Description of the task: Please repeat all of the listing exactly.

= = = = = = =

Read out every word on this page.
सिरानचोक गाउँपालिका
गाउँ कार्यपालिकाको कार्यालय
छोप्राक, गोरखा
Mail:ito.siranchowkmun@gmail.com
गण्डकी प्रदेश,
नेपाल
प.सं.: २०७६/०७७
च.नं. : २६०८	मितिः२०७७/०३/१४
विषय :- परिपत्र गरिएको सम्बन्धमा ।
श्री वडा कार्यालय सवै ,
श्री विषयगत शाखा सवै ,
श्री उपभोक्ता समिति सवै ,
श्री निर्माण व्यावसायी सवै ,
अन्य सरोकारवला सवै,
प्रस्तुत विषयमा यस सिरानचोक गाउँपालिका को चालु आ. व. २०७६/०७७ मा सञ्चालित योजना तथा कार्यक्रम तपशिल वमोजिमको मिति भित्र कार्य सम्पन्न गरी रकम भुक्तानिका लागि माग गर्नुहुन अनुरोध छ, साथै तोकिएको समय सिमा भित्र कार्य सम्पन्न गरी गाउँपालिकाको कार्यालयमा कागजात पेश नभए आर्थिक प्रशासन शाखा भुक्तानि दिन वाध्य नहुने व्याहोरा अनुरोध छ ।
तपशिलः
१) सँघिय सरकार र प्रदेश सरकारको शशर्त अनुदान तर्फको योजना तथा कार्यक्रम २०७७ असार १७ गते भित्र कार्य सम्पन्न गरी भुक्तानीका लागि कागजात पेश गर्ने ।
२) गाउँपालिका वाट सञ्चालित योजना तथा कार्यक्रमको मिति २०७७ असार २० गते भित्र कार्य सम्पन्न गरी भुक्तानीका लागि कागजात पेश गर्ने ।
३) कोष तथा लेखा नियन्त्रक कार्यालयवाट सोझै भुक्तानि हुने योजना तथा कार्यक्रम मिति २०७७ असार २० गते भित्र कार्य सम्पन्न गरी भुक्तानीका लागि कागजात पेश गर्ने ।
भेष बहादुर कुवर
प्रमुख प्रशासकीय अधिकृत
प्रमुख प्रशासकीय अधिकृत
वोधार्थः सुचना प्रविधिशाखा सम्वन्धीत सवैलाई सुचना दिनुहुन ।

= = = = = = =

Solution:
Read out every word on this page.
सिरानचोक गाउँपालिका
गाउँ कार्यपालिकाको कार्यालय
छोप्राक, गोरखा
Mail:ito.siranchowkmun@gmail.com
गण्डकी प्रदेश,
नेपाल
प.सं.: २०७६/०७७
च.नं. : २६०८	मितिः२०७७/०३/१४
विषय :- परिपत्र गरिएको सम्बन्धमा ।
श्री वडा कार्यालय सवै ,
श्री विषयगत शाखा सवै ,
श्री उपभोक्ता समिति सवै ,
श्री निर्माण व्यावसायी सवै ,
अन्य सरोकारवला सवै,
प्रस्तुत विषयमा यस सिरानचोक गाउँपालिका को चालु आ. व. २०७६/०७७ मा सञ्चालित योजना तथा कार्यक्रम तपशिल वमोजिमको मिति भित्र कार्य सम्पन्न गरी रकम भुक्तानिका लागि माग गर्नुहुन अनुरोध छ, साथै तोकिएको समय सिमा भित्र कार्य सम्पन्न गरी गाउँपालिकाको कार्यालयमा कागजात पेश नभए आर्थिक प्रशासन शाखा भुक्तानि दिन वाध्य नहुने व्याहोरा अनुरोध छ ।
तपशिलः
१) सँघिय सरकार र प्रदेश सरकारको शशर्त अनुदान तर्फको योजना तथा कार्यक्रम २०७७ असार १७ गते भित्र कार्य सम्पन्न गरी भुक्तानीका लागि कागजात पेश गर्ने ।
२) गाउँपालिका वाट सञ्चालित योजना तथा कार्यक्रमको मिति २०७७ असार २० गते भित्र कार्य सम्पन्न गरी भुक्तानीका लागि कागजात पेश गर्ने ।
३) कोष तथा लेखा नियन्त्रक कार्यालयवाट सोझै भुक्तानि हुने योजना तथा कार्यक्रम मिति २०७७ असार २० गते भित्र कार्य सम्पन्न गरी भुक्तानीका लागि कागजात पेश गर्ने ।
भेष बहादुर कुवर
प्रमुख प्रशासकीय अधिकृत
प्रमुख प्रशासकीय अधिकृत
वोधार्थः सुचना प्रविधिशाखा सम्वन्धीत सवैलाई सुचना दिनुहुन ।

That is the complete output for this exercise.